— What is expected —
Among the lines below, count those with "xlabel". Give the total alone.

— Source material —
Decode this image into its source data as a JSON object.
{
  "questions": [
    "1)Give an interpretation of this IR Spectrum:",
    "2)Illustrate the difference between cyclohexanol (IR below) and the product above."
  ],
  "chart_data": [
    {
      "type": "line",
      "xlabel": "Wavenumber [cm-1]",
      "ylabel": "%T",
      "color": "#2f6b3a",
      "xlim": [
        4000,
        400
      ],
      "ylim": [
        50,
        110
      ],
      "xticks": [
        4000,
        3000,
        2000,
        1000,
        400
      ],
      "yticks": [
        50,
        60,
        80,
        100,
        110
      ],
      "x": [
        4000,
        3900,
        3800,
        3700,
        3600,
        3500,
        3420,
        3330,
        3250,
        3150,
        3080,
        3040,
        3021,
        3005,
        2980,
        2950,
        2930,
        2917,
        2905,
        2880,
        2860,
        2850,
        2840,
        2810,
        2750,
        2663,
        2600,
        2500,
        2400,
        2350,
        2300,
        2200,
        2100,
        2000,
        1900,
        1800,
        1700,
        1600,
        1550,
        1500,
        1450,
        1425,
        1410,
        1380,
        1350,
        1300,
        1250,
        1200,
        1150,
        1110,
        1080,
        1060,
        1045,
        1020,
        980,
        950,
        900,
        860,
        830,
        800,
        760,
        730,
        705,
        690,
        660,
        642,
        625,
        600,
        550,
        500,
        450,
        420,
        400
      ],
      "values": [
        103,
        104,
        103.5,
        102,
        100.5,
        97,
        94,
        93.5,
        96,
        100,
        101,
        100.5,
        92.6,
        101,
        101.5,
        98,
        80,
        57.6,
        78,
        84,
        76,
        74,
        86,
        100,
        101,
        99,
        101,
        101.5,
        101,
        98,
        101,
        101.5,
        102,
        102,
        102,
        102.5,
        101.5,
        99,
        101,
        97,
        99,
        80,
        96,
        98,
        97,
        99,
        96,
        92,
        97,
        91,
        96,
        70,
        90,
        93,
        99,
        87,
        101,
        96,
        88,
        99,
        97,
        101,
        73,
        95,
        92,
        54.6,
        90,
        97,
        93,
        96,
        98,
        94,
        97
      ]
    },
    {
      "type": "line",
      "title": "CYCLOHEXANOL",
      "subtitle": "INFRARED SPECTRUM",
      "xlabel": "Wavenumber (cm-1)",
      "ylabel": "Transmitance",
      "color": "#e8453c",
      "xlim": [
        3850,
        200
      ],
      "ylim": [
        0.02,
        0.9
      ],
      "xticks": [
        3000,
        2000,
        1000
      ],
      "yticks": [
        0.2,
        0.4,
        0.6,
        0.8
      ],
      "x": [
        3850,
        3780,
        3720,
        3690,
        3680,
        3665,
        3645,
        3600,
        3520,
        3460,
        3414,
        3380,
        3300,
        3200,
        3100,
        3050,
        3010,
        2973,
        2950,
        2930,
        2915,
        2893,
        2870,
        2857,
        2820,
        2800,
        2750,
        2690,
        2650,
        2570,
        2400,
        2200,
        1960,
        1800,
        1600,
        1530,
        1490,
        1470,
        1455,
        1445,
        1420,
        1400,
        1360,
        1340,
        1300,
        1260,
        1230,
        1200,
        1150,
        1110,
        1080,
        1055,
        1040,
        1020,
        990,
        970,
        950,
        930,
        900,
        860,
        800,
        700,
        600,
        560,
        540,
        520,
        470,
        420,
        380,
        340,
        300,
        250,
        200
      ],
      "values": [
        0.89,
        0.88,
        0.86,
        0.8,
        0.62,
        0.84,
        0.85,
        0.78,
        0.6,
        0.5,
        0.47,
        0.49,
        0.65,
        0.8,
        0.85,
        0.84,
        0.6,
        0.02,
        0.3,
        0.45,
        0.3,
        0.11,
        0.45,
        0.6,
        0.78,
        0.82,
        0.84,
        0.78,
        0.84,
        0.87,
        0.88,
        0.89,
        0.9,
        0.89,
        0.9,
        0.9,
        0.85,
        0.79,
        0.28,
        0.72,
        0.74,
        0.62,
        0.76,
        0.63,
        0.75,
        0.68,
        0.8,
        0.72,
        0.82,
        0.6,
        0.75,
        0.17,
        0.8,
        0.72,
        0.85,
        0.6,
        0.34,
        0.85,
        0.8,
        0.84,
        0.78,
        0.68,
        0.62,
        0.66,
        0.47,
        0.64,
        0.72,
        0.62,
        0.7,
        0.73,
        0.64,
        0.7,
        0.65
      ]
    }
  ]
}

— Exercise response —
2